WHAT YOU ARE ASKED TO DO »
Identify and reproduce every line holding the string "阳日用阳阴用阴".

:: MATERIAL PROVIDED ::

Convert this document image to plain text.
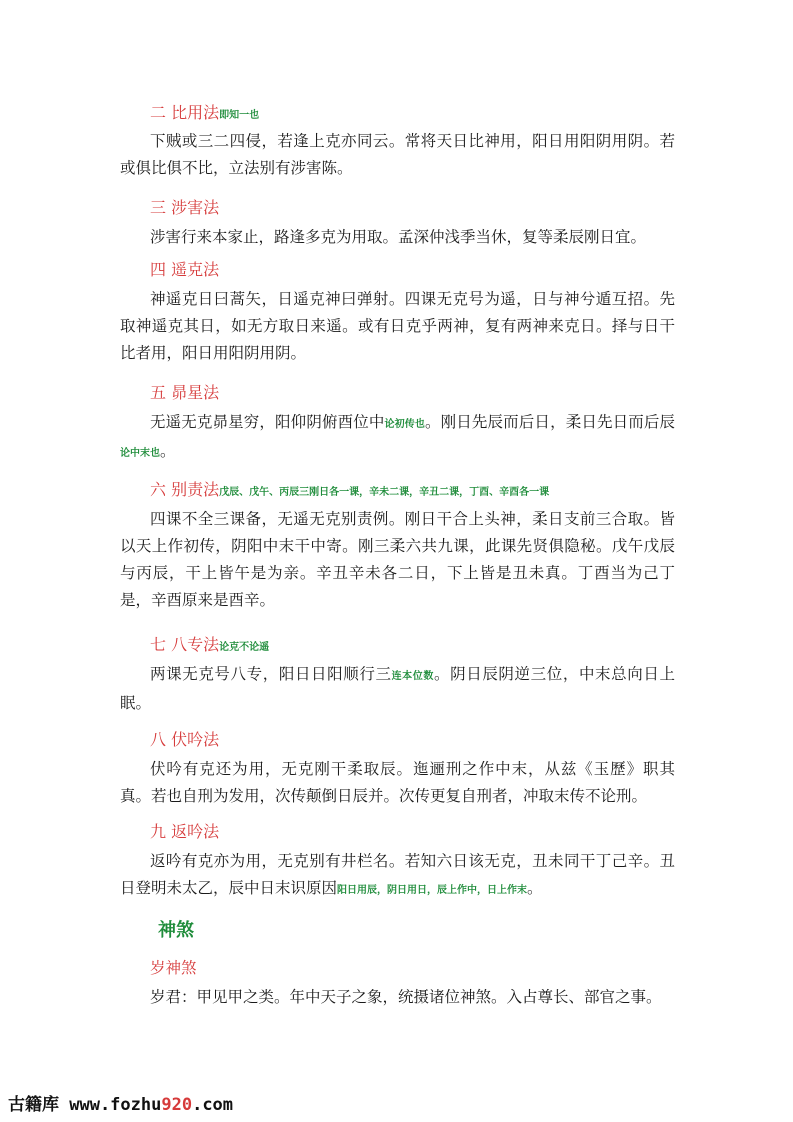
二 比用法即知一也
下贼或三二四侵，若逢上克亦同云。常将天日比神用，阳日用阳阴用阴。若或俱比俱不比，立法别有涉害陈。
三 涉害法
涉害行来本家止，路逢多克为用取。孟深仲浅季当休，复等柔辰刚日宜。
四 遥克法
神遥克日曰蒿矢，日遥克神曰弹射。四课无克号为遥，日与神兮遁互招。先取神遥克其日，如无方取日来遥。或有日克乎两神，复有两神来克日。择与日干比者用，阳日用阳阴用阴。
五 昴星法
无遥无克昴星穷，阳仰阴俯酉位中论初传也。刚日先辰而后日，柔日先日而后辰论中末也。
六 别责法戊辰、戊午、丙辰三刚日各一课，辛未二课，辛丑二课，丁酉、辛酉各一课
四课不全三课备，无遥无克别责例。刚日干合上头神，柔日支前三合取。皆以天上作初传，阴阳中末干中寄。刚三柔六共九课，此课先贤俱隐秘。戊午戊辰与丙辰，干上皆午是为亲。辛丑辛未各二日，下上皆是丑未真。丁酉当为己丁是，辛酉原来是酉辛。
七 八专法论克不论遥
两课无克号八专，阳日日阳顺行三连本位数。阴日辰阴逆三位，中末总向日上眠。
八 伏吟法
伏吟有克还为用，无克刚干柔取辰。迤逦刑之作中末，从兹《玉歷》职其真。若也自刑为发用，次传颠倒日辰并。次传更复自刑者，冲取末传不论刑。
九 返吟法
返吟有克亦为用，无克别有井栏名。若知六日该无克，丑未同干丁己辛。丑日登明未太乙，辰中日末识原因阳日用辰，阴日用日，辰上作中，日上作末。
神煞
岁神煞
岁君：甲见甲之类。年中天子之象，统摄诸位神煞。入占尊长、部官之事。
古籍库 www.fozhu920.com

:::

OUTPUT FOR THIS TASK »
下贼或三二四侵，若逢上克亦同云。常将天日比神用，阳日用阳阴用阴。若或俱比俱不比，立法别有涉害陈。
神遥克日曰蒿矢，日遥克神曰弹射。四课无克号为遥，日与神兮遁互招。先取神遥克其日，如无方取日来遥。或有日克乎两神，复有两神来克日。择与日干比者用，阳日用阳阴用阴。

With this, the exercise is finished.